Write out every entry word for word.

+++ RECORDS FOR THE EXERCISE

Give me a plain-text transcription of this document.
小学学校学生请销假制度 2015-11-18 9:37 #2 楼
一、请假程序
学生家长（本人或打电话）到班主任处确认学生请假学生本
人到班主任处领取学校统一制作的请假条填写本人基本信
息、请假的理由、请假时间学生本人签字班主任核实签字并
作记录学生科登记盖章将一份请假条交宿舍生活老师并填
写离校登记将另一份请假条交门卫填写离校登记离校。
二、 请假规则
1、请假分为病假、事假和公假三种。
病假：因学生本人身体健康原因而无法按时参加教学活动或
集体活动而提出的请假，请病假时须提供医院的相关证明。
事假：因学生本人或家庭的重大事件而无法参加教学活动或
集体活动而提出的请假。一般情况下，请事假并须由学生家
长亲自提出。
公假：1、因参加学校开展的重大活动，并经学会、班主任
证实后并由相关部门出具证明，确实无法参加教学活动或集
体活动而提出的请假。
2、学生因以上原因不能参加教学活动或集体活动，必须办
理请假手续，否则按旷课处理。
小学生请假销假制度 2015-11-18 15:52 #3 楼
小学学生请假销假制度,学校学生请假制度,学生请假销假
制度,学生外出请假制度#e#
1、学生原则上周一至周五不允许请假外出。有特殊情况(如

++++++

**RESULT OF THE EXERCISE:**
Give me a plain-text transcription of this document.
小学学校学生请销假制度 2015-11-18 9:37 #2 楼
一、请假程序
学生家长（本人或打电话）到班主任处确认学生请假学生本
人到班主任处领取学校统一制作的请假条填写本人基本信
息、请假的理由、请假时间学生本人签字班主任核实签字并
作记录学生科登记盖章将一份请假条交宿舍生活老师并填
写离校登记将另一份请假条交门卫填写离校登记离校。
二、 请假规则
1、请假分为病假、事假和公假三种。
病假：因学生本人身体健康原因而无法按时参加教学活动或
集体活动而提出的请假，请病假时须提供医院的相关证明。
事假：因学生本人或家庭的重大事件而无法参加教学活动或
集体活动而提出的请假。一般情况下，请事假并须由学生家
长亲自提出。
公假：1、因参加学校开展的重大活动，并经学会、班主任
证实后并由相关部门出具证明，确实无法参加教学活动或集
体活动而提出的请假。
2、学生因以上原因不能参加教学活动或集体活动，必须办
理请假手续，否则按旷课处理。
小学生请假销假制度 2015-11-18 15:52 #3 楼
小学学生请假销假制度,学校学生请假制度,学生请假销假
制度,学生外出请假制度#e#
1、学生原则上周一至周五不允许请假外出。有特殊情况(如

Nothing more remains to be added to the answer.